Return all lines where the word "Helmond" can be found.

**MATERIAL SHOWN**
+++++

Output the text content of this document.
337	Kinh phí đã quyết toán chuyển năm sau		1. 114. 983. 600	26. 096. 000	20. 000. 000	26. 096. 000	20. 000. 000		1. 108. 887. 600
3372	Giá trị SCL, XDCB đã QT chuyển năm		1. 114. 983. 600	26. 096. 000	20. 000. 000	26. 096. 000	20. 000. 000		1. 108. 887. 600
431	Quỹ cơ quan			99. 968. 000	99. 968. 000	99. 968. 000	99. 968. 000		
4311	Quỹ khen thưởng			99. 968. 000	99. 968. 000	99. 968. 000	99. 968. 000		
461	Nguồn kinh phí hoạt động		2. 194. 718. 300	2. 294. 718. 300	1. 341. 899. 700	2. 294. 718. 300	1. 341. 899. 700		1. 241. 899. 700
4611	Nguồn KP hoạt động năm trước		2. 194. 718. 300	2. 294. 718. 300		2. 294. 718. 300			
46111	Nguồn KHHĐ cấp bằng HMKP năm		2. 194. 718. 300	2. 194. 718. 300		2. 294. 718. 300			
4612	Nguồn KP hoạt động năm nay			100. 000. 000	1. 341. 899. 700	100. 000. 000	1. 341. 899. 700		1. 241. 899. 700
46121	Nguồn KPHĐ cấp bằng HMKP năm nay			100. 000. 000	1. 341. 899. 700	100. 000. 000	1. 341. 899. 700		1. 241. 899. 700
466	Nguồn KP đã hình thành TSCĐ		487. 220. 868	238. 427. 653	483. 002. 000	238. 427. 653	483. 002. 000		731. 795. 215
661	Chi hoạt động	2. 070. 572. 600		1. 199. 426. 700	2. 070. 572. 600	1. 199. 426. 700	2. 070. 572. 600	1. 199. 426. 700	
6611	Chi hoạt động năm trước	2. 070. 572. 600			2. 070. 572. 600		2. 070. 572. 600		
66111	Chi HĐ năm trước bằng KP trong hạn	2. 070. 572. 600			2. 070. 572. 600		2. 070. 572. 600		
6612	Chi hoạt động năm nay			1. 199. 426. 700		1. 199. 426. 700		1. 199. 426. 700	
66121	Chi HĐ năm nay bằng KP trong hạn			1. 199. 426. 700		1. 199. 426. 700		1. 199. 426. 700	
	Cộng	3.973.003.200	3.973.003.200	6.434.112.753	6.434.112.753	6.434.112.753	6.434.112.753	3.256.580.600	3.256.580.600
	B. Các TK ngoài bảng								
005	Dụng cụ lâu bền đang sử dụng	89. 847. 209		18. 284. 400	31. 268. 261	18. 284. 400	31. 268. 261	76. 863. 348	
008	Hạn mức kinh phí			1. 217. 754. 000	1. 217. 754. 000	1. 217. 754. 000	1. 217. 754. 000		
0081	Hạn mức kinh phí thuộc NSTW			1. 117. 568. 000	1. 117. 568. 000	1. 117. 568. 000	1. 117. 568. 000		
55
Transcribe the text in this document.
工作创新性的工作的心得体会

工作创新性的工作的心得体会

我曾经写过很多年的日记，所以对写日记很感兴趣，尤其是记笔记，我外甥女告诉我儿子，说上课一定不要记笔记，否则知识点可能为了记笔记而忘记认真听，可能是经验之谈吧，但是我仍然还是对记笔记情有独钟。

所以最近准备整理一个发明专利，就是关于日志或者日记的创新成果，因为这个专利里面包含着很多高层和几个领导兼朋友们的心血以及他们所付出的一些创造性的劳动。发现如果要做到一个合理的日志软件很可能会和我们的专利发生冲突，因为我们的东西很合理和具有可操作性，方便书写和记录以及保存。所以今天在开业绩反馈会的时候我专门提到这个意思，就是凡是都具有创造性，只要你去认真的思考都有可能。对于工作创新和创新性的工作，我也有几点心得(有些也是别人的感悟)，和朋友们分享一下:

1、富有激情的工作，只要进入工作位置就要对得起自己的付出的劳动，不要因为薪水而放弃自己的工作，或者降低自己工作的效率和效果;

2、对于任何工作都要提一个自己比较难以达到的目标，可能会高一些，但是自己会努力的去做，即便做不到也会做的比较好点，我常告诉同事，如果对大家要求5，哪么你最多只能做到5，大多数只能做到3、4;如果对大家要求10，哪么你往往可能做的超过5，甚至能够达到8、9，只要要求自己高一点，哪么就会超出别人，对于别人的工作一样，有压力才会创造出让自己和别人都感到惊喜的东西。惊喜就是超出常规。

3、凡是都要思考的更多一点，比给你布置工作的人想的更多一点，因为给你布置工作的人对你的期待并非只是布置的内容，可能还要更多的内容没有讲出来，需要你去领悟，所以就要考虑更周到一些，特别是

+++++

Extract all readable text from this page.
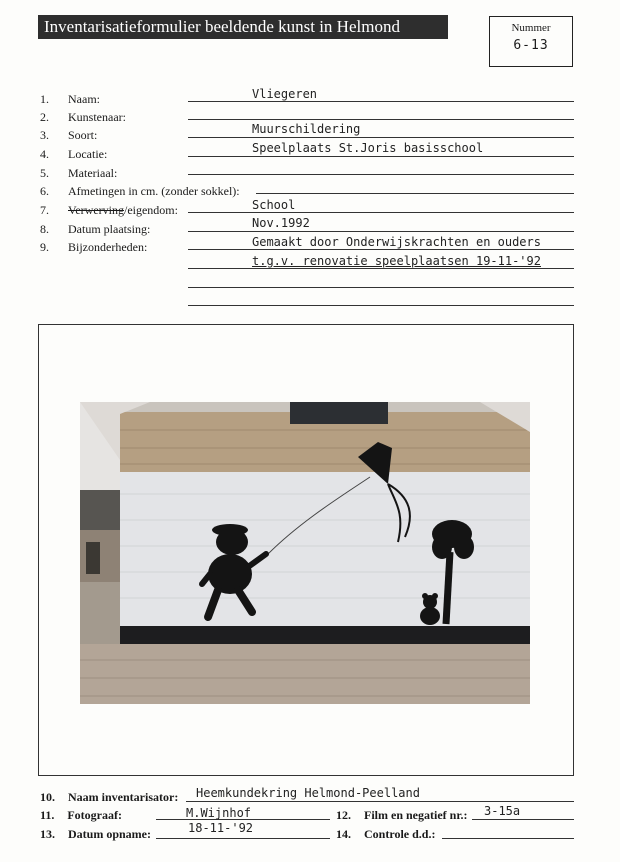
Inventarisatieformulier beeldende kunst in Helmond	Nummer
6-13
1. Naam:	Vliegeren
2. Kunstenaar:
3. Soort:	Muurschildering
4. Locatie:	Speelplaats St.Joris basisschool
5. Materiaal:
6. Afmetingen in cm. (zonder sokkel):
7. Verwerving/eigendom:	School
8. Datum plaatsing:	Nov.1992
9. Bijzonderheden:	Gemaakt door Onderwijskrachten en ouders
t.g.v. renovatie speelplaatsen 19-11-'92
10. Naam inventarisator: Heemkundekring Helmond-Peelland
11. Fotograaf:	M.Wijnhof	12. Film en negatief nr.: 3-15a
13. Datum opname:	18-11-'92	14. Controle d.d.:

+++++

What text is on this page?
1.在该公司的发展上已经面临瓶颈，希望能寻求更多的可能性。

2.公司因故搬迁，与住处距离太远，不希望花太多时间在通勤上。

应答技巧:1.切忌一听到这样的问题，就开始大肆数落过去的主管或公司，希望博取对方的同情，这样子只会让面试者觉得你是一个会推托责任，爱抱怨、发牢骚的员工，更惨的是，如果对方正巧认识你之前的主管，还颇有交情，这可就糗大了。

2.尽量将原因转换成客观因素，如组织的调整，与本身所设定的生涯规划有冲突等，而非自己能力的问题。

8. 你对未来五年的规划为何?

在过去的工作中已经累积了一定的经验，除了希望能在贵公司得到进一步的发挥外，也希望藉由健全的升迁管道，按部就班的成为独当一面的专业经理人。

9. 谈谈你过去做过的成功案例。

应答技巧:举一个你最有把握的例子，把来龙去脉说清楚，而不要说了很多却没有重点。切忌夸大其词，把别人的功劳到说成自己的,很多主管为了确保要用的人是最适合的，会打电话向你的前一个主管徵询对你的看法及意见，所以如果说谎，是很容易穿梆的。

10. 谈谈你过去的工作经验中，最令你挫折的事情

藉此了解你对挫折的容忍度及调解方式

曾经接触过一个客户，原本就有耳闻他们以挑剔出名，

+++++

**PROBLEM SOLUTION**
Inventarisatieformulier beeldende kunst in Helmond	Nummer
10. Naam inventarisator: Heemkundekring Helmond-Peelland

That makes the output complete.